## STATED EXERCISE
Omit all images, then return the remaining material exactly as it stands.

## PROVIDED INFORMATION
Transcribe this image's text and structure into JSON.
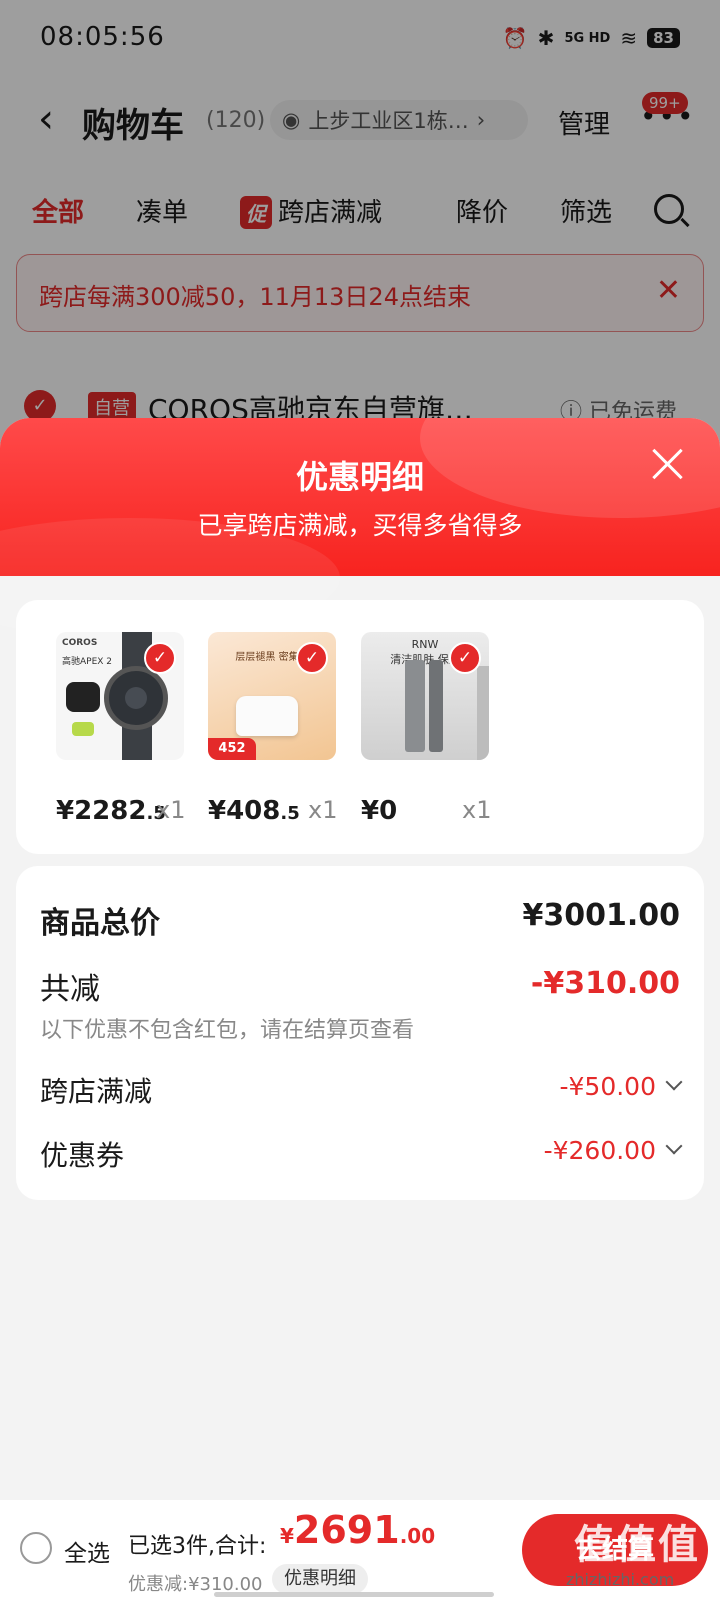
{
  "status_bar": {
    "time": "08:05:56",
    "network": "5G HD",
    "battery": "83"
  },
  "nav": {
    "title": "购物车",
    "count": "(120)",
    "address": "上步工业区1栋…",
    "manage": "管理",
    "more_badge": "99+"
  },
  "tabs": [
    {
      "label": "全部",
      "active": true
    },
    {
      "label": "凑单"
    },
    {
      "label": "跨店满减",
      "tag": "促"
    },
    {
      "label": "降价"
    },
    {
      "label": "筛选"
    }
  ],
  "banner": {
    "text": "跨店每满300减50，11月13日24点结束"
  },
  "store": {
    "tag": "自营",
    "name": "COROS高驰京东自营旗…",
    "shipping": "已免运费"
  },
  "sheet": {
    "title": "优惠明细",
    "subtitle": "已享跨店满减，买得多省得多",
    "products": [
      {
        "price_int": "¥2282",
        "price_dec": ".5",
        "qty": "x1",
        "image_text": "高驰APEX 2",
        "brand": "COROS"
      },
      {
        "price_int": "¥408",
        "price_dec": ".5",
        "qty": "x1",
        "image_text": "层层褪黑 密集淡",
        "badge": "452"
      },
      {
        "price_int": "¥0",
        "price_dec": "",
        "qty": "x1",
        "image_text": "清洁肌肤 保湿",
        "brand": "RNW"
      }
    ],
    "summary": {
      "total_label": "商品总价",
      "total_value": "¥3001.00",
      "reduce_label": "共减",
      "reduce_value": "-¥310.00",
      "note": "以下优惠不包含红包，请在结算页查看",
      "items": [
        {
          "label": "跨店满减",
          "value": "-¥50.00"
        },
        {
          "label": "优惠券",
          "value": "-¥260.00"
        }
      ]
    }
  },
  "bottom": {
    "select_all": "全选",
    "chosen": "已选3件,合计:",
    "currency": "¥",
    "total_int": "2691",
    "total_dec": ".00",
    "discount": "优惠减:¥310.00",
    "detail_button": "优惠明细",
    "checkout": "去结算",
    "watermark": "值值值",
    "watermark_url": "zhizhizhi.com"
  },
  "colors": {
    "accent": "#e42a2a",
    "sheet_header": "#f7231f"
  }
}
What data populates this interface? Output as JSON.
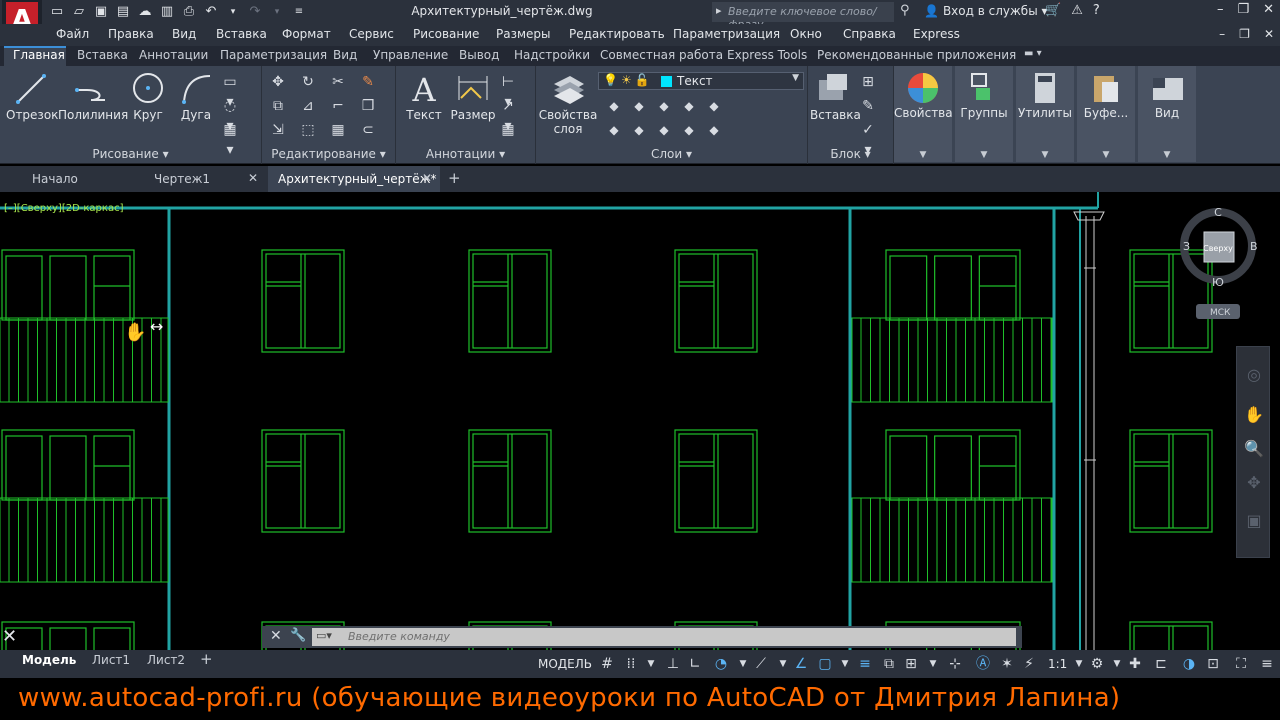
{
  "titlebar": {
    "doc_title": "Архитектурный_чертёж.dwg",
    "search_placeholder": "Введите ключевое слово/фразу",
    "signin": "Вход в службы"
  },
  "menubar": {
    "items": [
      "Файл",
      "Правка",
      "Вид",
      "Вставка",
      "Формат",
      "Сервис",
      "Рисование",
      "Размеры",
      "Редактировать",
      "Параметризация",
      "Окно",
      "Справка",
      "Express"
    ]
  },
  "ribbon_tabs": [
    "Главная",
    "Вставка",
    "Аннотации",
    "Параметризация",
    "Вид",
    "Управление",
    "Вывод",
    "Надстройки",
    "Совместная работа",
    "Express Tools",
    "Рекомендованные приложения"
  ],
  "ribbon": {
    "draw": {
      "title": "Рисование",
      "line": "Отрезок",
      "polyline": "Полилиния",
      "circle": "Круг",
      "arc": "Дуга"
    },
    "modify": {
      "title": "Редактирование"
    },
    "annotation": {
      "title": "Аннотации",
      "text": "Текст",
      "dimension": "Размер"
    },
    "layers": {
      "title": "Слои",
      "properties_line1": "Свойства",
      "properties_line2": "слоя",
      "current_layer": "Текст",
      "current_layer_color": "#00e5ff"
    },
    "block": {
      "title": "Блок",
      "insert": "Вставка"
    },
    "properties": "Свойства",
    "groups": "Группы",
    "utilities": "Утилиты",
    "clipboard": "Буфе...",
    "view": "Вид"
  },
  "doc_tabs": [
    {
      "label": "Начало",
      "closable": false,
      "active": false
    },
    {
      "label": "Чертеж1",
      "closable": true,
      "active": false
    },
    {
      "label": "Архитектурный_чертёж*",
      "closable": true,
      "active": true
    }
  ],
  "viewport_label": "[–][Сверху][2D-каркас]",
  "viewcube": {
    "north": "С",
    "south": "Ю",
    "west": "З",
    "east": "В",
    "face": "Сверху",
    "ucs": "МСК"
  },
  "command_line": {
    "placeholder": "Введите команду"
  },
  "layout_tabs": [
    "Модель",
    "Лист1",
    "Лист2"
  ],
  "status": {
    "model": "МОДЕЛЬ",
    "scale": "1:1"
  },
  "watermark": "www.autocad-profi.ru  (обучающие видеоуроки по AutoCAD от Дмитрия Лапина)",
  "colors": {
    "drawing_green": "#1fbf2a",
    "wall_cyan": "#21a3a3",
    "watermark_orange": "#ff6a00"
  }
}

## RESPONSE BELOW
Transcribe this image's text and structure into JSON.
{
  "status_bar": {
    "time": "08:05:56",
    "network": "5G HD",
    "battery": "83"
  },
  "nav": {
    "title": "购物车",
    "count": "(120)",
    "address": "上步工业区1栋…",
    "manage": "管理",
    "more_badge": "99+"
  },
  "tabs": [
    {
      "label": "全部",
      "active": true
    },
    {
      "label": "凑单"
    },
    {
      "label": "跨店满减",
      "tag": "促"
    },
    {
      "label": "降价"
    },
    {
      "label": "筛选"
    }
  ],
  "banner": {
    "text": "跨店每满300减50，11月13日24点结束"
  },
  "store": {
    "tag": "自营",
    "name": "COROS高驰京东自营旗…",
    "shipping": "已免运费"
  },
  "sheet": {
    "title": "优惠明细",
    "subtitle": "已享跨店满减，买得多省得多",
    "products": [
      {
        "price_int": "¥2282",
        "price_dec": ".5",
        "qty": "x1",
        "image_text": "高驰APEX 2",
        "brand": "COROS"
      },
      {
        "price_int": "¥408",
        "price_dec": ".5",
        "qty": "x1",
        "image_text": "层层褪黑 密集淡",
        "badge": "452"
      },
      {
        "price_int": "¥0",
        "price_dec": "",
        "qty": "x1",
        "image_text": "清洁肌肤 保湿",
        "brand": "RNW"
      }
    ],
    "summary": {
      "total_label": "商品总价",
      "total_value": "¥3001.00",
      "reduce_label": "共减",
      "reduce_value": "-¥310.00",
      "note": "以下优惠不包含红包，请在结算页查看",
      "items": [
        {
          "label": "跨店满减",
          "value": "-¥50.00"
        },
        {
          "label": "优惠券",
          "value": "-¥260.00"
        }
      ]
    }
  },
  "bottom": {
    "select_all": "全选",
    "chosen": "已选3件,合计:",
    "currency": "¥",
    "total_int": "2691",
    "total_dec": ".00",
    "discount": "优惠减:¥310.00",
    "detail_button": "优惠明细",
    "checkout": "去结算",
    "watermark": "值值值",
    "watermark_url": "zhizhizhi.com"
  },
  "colors": {
    "accent": "#e42a2a",
    "sheet_header": "#f7231f"
  }
}
What data populates this interface? Output as JSON.
{
  "titlebar": {
    "doc_title": "Архитектурный_чертёж.dwg",
    "search_placeholder": "Введите ключевое слово/фразу",
    "signin": "Вход в службы"
  },
  "menubar": {
    "items": [
      "Файл",
      "Правка",
      "Вид",
      "Вставка",
      "Формат",
      "Сервис",
      "Рисование",
      "Размеры",
      "Редактировать",
      "Параметризация",
      "Окно",
      "Справка",
      "Express"
    ]
  },
  "ribbon_tabs": [
    "Главная",
    "Вставка",
    "Аннотации",
    "Параметризация",
    "Вид",
    "Управление",
    "Вывод",
    "Надстройки",
    "Совместная работа",
    "Express Tools",
    "Рекомендованные приложения"
  ],
  "ribbon": {
    "draw": {
      "title": "Рисование",
      "line": "Отрезок",
      "polyline": "Полилиния",
      "circle": "Круг",
      "arc": "Дуга"
    },
    "modify": {
      "title": "Редактирование"
    },
    "annotation": {
      "title": "Аннотации",
      "text": "Текст",
      "dimension": "Размер"
    },
    "layers": {
      "title": "Слои",
      "properties_line1": "Свойства",
      "properties_line2": "слоя",
      "current_layer": "Текст",
      "current_layer_color": "#00e5ff"
    },
    "block": {
      "title": "Блок",
      "insert": "Вставка"
    },
    "properties": "Свойства",
    "groups": "Группы",
    "utilities": "Утилиты",
    "clipboard": "Буфе...",
    "view": "Вид"
  },
  "doc_tabs": [
    {
      "label": "Начало",
      "closable": false,
      "active": false
    },
    {
      "label": "Чертеж1",
      "closable": true,
      "active": false
    },
    {
      "label": "Архитектурный_чертёж*",
      "closable": true,
      "active": true
    }
  ],
  "viewport_label": "[–][Сверху][2D-каркас]",
  "viewcube": {
    "north": "С",
    "south": "Ю",
    "west": "З",
    "east": "В",
    "face": "Сверху",
    "ucs": "МСК"
  },
  "command_line": {
    "placeholder": "Введите команду"
  },
  "layout_tabs": [
    "Модель",
    "Лист1",
    "Лист2"
  ],
  "status": {
    "model": "МОДЕЛЬ",
    "scale": "1:1"
  },
  "watermark": "www.autocad-profi.ru  (обучающие видеоуроки по AutoCAD от Дмитрия Лапина)",
  "colors": {
    "drawing_green": "#1fbf2a",
    "wall_cyan": "#21a3a3",
    "watermark_orange": "#ff6a00"
  }
}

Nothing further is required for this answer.